What you will do
Select each line where the word "proceed" appears.
>> Begin Data for this task
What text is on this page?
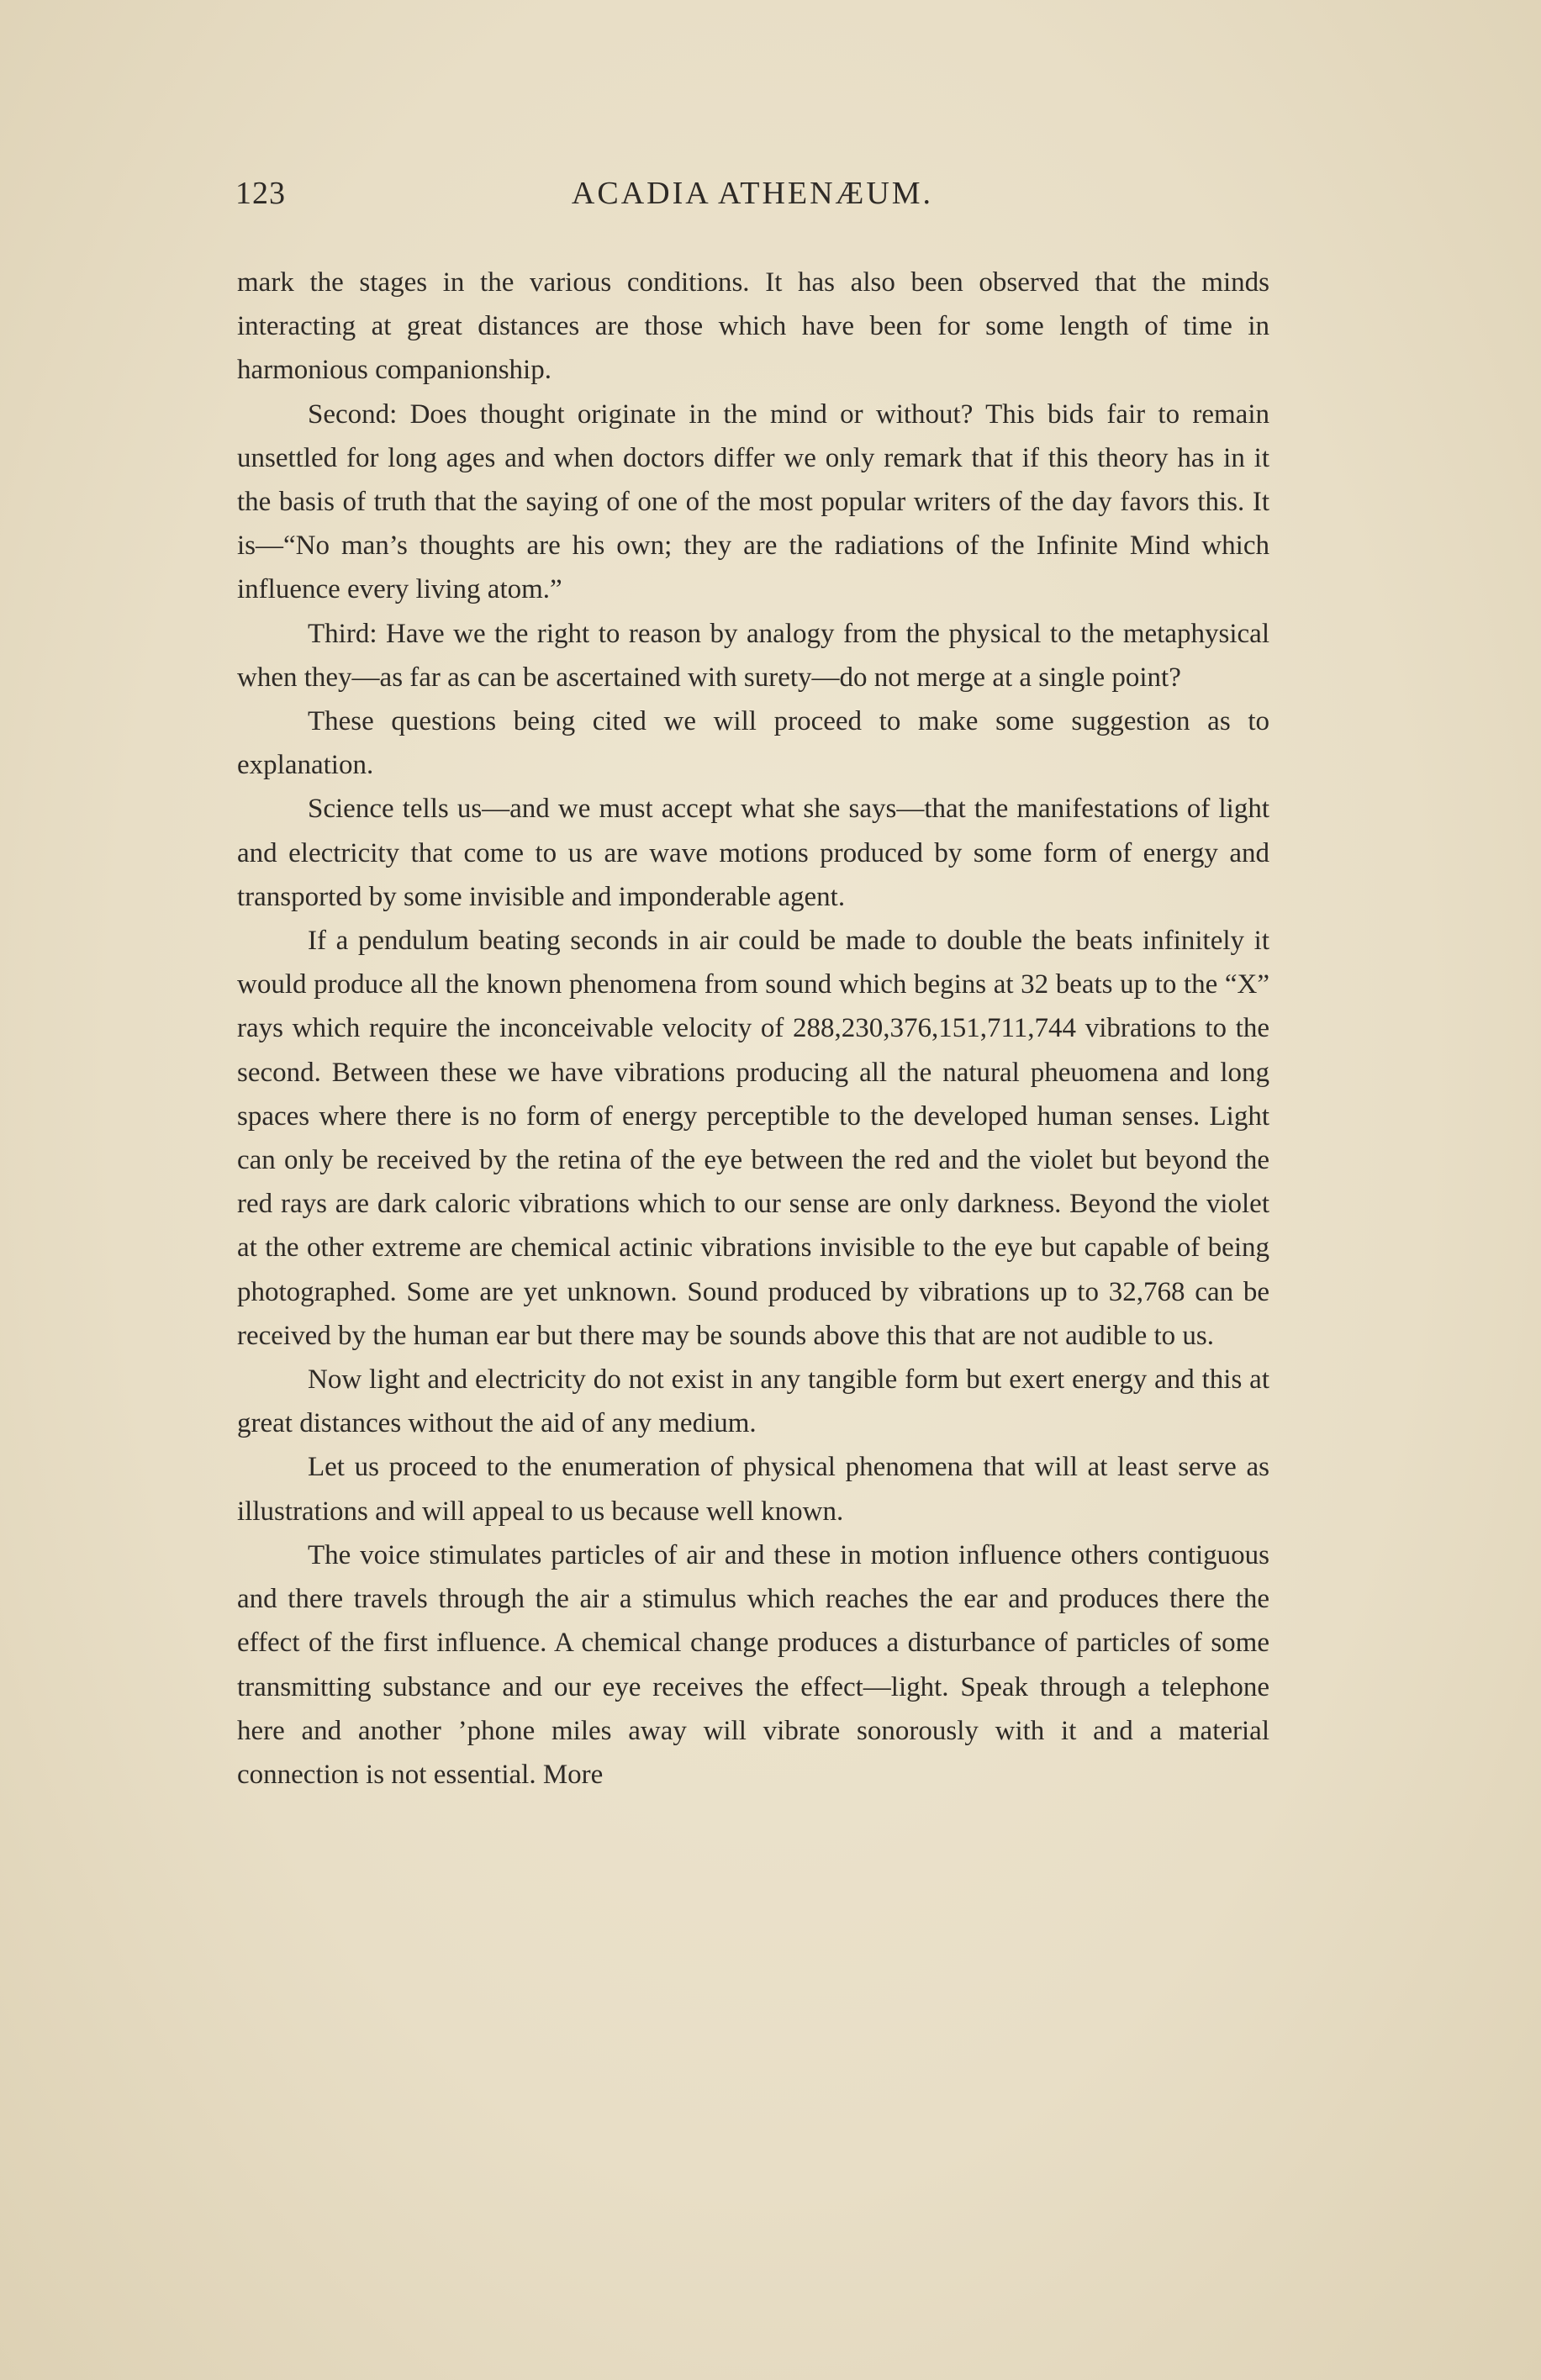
123	ACADIA ATHENÆUM.

mark the stages in the various conditions. It has also been observed that the minds interacting at great distances are those which have been for some length of time in harmonious companionship.

Second: Does thought originate in the mind or without? This bids fair to remain unsettled for long ages and when doctors differ we only remark that if this theory has in it the basis of truth that the saying of one of the most popular writers of the day favors this. It is—“No man’s thoughts are his own; they are the radiations of the Infinite Mind which influence every living atom.”

Third: Have we the right to reason by analogy from the physical to the metaphysical when they—as far as can be ascertained with surety—do not merge at a single point?

These questions being cited we will proceed to make some suggestion as to explanation.

Science tells us—and we must accept what she says—that the manifestations of light and electricity that come to us are wave motions produced by some form of energy and transported by some invisible and imponderable agent.

If a pendulum beating seconds in air could be made to double the beats infinitely it would produce all the known phenomena from sound which begins at 32 beats up to the “X” rays which require the inconceivable velocity of 288,230,376,151,711,744 vibrations to the second. Between these we have vibrations producing all the natural pheuomena and long spaces where there is no form of energy perceptible to the developed human senses. Light can only be received by the retina of the eye between the red and the violet but beyond the red rays are dark caloric vibrations which to our sense are only darkness. Beyond the violet at the other extreme are chemical actinic vibrations invisible to the eye but capable of being photographed. Some are yet unknown. Sound produced by vibrations up to 32,768 can be received by the human ear but there may be sounds above this that are not audible to us.

Now light and electricity do not exist in any tangible form but exert energy and this at great distances without the aid of any medium.

Let us proceed to the enumeration of physical phenomena that will at least serve as illustrations and will appeal to us because well known.

The voice stimulates particles of air and these in motion influence others contiguous and there travels through the air a stimulus which reaches the ear and produces there the effect of the first influence. A chemical change produces a disturbance of particles of some transmitting substance and our eye receives the effect—light. Speak through a telephone here and another ’phone miles away will vibrate sonorously with it and a material connection is not essential. More
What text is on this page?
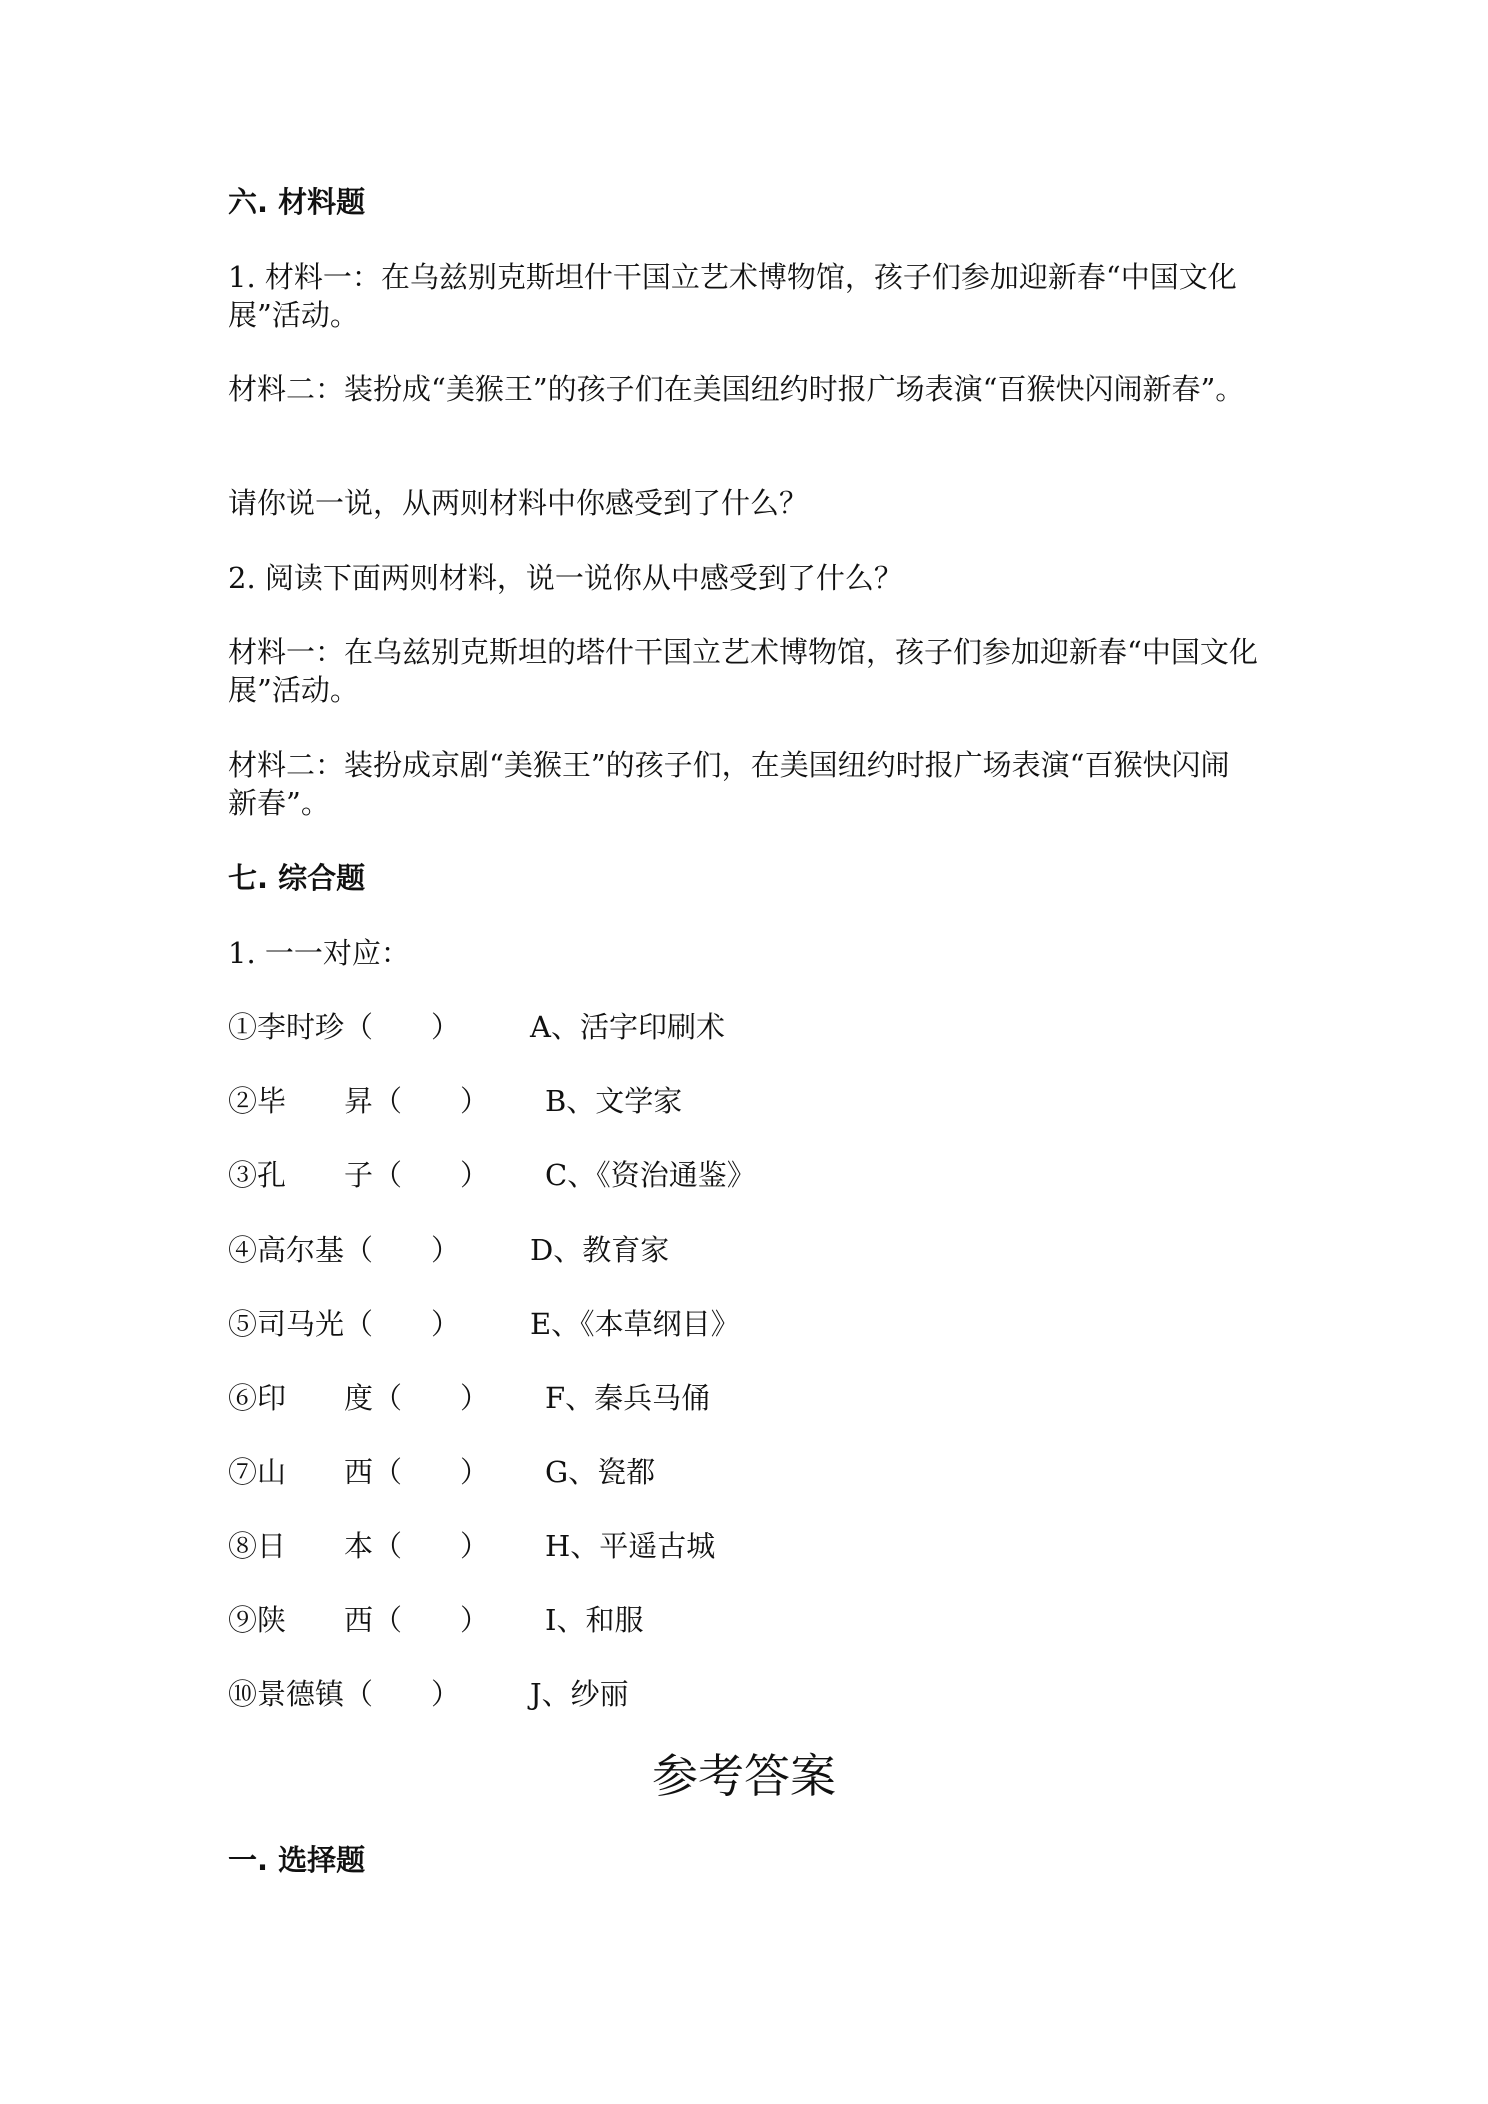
六. 材料题

1. 材料一：在乌兹别克斯坦什干国立艺术博物馆，孩子们参加迎新春“中国文化展”活动。

材料二：装扮成“美猴王”的孩子们在美国纽约时报广场表演“百猴快闪闹新春”。

请你说一说，从两则材料中你感受到了什么？

2. 阅读下面两则材料，说一说你从中感受到了什么？

材料一：在乌兹别克斯坦的塔什干国立艺术博物馆，孩子们参加迎新春“中国文化展”活动。

材料二：装扮成京剧“美猴王”的孩子们，在美国纽约时报广场表演“百猴快闪闹新春”。

七. 综合题

1. 一一对应：

①李时珍（　　） A、活字印刷术
②毕　　昇（　　） B、文学家
③孔　　子（　　） C、《资治通鉴》
④高尔基（　　） D、教育家
⑤司马光（　　） E、《本草纲目》
⑥印　　度（　　） F、秦兵马俑
⑦山　　西（　　） G、瓷都
⑧日　　本（　　） H、平遥古城
⑨陕　　西（　　） I、和服
⑩景德镇（　　） J、纱丽
参考答案
一. 选择题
>> End Data for this task
Answer to the exercise
These questions being cited we will proceed to make some suggestion as to explanation.
Let us proceed to the enumeration of physical phenomena that will at least serve as illustrations and will appeal to us because well known.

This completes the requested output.